> Required work: Identify the lines bearing the string "noble" and gather them.

> Saved entries:
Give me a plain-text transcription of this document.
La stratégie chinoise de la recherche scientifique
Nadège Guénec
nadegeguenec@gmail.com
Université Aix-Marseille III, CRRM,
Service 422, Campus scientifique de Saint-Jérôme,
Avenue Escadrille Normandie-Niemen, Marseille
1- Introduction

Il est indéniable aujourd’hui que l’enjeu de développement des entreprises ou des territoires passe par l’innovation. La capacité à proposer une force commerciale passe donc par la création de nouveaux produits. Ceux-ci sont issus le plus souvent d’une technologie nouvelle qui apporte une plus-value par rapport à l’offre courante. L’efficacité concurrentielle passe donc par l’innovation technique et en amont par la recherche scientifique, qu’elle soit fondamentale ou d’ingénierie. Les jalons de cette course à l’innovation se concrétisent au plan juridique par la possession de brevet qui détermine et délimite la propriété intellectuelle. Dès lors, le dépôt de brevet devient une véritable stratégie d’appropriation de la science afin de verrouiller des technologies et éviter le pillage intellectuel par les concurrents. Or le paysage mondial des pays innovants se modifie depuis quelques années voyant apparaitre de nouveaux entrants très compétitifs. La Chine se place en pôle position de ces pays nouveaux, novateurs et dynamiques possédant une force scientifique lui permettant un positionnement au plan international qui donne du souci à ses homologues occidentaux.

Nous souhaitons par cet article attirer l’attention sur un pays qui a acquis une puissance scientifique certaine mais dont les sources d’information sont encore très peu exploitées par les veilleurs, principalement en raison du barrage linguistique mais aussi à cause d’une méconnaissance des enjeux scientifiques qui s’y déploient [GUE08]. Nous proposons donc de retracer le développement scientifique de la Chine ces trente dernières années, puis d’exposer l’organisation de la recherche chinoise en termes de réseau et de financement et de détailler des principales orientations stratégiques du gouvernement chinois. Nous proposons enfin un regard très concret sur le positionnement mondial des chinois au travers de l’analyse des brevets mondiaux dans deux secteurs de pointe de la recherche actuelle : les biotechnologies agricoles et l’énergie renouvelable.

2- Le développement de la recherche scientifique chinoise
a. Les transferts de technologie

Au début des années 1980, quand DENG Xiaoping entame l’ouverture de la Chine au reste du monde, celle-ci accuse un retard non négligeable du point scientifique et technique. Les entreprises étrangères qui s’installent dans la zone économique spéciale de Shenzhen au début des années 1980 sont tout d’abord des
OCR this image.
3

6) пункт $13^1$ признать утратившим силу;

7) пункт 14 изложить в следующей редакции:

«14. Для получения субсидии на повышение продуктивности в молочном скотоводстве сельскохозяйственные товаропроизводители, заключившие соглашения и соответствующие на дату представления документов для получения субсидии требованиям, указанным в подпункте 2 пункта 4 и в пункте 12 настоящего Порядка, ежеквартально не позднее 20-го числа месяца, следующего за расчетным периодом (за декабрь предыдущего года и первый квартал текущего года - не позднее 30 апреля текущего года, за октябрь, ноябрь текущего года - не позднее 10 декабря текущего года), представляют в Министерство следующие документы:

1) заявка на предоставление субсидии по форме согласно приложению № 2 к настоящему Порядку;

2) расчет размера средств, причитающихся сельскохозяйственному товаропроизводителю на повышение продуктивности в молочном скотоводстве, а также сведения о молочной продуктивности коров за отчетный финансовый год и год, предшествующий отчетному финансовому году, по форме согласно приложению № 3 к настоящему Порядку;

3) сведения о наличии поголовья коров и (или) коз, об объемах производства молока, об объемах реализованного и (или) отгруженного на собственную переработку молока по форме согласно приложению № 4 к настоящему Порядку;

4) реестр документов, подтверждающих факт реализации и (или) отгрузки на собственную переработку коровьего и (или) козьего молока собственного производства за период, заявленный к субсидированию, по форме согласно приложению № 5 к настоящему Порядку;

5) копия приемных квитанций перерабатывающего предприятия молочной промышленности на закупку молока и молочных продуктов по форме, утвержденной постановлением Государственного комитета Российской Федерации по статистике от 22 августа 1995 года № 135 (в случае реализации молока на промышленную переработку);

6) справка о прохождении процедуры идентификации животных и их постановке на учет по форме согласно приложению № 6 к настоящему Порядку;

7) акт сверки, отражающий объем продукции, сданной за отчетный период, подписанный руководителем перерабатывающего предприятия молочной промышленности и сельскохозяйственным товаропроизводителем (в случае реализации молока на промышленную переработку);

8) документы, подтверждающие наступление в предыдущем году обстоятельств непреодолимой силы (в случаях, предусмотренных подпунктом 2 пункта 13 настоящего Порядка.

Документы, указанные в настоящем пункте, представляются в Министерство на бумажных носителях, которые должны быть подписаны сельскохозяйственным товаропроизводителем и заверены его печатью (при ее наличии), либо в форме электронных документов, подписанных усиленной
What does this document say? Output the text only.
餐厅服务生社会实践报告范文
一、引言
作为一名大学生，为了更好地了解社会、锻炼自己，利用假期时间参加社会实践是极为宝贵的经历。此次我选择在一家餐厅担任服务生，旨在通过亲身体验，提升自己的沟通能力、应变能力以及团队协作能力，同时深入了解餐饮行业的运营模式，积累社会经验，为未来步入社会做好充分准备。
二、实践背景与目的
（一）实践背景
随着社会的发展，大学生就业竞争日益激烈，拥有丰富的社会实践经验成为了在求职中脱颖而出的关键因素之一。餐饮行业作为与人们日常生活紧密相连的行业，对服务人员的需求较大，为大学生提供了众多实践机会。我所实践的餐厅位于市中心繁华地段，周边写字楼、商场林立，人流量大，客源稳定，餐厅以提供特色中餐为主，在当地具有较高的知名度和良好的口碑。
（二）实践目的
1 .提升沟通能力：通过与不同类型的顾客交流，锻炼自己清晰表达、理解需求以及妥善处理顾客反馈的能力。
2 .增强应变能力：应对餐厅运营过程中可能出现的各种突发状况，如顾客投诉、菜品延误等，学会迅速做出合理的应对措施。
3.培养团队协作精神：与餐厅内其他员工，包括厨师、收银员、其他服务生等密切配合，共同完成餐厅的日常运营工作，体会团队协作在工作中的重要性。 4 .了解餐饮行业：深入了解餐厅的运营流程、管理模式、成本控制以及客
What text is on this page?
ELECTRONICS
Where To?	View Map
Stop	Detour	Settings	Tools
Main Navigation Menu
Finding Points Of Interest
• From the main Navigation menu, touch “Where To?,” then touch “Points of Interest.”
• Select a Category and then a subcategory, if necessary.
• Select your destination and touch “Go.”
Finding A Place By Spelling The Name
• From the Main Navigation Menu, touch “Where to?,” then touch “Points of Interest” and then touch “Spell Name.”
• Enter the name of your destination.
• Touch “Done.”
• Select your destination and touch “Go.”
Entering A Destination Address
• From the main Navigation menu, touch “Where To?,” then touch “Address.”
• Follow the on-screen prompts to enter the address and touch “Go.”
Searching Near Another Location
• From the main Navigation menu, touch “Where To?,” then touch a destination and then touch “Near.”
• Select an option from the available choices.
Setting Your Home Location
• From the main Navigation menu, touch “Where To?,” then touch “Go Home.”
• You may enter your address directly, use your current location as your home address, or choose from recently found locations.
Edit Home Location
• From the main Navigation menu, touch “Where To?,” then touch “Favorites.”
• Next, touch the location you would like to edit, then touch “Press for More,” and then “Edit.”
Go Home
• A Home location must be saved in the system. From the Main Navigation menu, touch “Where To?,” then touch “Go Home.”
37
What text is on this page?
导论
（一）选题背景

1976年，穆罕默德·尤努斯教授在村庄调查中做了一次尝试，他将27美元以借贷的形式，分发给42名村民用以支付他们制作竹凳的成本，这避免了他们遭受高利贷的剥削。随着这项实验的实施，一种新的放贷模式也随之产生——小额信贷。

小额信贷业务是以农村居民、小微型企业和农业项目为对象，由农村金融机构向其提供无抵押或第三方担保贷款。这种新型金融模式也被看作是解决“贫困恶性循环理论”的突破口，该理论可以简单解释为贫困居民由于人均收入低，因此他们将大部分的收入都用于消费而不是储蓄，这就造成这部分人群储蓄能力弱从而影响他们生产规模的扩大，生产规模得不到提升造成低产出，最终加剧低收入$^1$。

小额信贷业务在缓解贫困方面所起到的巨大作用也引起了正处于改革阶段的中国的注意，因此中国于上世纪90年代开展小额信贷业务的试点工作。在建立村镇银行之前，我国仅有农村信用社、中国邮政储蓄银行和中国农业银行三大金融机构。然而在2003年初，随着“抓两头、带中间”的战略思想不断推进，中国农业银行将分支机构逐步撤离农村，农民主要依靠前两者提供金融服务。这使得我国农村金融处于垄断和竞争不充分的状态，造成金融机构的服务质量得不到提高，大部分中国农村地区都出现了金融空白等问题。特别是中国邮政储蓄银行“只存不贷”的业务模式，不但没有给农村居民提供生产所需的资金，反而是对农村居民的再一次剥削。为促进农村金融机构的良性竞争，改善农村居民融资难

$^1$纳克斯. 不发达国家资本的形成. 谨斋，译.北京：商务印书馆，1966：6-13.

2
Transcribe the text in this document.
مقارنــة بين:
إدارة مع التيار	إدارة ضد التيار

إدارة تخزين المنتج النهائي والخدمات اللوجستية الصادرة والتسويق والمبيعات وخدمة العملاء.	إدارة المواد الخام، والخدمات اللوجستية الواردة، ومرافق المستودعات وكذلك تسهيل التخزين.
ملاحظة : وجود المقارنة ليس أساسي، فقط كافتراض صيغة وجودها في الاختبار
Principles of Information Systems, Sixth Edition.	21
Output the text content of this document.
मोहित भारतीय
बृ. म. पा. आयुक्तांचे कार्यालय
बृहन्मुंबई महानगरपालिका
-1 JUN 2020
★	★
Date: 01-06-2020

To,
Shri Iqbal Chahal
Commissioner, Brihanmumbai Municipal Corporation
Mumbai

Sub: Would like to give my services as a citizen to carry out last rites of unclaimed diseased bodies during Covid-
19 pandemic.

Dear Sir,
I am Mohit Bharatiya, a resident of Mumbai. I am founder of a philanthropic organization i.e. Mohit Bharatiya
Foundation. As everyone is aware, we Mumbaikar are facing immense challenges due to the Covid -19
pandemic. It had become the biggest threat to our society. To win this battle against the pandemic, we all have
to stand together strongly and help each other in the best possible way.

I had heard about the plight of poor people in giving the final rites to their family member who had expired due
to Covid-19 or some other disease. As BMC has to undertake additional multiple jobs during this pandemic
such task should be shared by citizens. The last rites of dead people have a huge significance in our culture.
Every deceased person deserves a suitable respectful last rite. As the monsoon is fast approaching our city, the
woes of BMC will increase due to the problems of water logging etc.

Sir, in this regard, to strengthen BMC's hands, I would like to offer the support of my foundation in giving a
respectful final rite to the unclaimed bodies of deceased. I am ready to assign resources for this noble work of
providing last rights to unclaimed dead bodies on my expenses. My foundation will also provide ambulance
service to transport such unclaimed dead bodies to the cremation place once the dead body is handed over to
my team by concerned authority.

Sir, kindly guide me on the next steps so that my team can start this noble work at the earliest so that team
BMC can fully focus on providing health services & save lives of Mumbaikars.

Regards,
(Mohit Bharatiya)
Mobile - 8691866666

> Output below:
respectful final rite to the unclaimed bodies of deceased. I am ready to assign resources for this noble work of
Sir, kindly guide me on the next steps so that my team can start this noble work at the earliest so that team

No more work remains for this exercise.